STORED ROWS:
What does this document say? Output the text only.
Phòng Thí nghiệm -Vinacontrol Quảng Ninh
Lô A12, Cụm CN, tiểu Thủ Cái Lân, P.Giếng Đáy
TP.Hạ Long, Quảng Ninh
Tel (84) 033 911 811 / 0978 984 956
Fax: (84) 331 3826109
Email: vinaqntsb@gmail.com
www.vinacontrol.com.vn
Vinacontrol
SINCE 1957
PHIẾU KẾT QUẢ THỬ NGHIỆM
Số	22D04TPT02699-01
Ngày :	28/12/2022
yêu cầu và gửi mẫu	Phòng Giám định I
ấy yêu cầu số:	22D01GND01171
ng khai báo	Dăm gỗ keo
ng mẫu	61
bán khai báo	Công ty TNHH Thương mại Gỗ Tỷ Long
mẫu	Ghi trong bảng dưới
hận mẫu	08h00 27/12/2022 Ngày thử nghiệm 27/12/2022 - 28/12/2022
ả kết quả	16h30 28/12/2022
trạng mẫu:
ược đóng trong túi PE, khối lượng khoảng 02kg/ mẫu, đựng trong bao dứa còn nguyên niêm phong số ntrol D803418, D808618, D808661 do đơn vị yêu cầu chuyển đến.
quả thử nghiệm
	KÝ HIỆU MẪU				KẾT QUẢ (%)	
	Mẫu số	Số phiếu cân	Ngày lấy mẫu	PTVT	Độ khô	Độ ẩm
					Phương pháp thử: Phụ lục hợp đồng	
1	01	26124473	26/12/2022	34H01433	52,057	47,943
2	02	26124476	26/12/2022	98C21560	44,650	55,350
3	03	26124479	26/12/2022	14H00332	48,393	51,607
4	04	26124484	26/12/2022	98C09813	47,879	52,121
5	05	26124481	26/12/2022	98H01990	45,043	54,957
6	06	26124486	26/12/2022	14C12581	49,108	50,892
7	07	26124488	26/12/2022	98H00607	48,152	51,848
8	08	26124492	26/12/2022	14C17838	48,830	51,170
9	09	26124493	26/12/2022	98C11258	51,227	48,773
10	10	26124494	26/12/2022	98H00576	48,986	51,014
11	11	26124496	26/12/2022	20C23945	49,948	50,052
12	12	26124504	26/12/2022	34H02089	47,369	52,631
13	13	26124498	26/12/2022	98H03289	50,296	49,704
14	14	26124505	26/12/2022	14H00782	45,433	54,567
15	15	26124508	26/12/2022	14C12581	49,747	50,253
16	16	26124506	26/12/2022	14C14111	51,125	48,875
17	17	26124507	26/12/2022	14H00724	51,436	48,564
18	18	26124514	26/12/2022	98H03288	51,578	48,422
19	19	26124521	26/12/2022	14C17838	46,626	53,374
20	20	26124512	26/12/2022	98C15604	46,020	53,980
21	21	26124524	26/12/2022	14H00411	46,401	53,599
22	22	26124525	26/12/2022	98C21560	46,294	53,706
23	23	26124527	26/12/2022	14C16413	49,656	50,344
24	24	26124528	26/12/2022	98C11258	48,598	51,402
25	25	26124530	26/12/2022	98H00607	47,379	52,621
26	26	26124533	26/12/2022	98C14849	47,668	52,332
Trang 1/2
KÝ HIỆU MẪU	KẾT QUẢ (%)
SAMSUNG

WHAT YOU ARE ASKED TO DO: Search the listing above for the string "Long". Copy every line that contains it.

OUTPUT FOR THIS EXERCISE:
TP.Hạ Long, Quảng Ninh
bán khai báo	Công ty TNHH Thương mại Gỗ Tỷ Long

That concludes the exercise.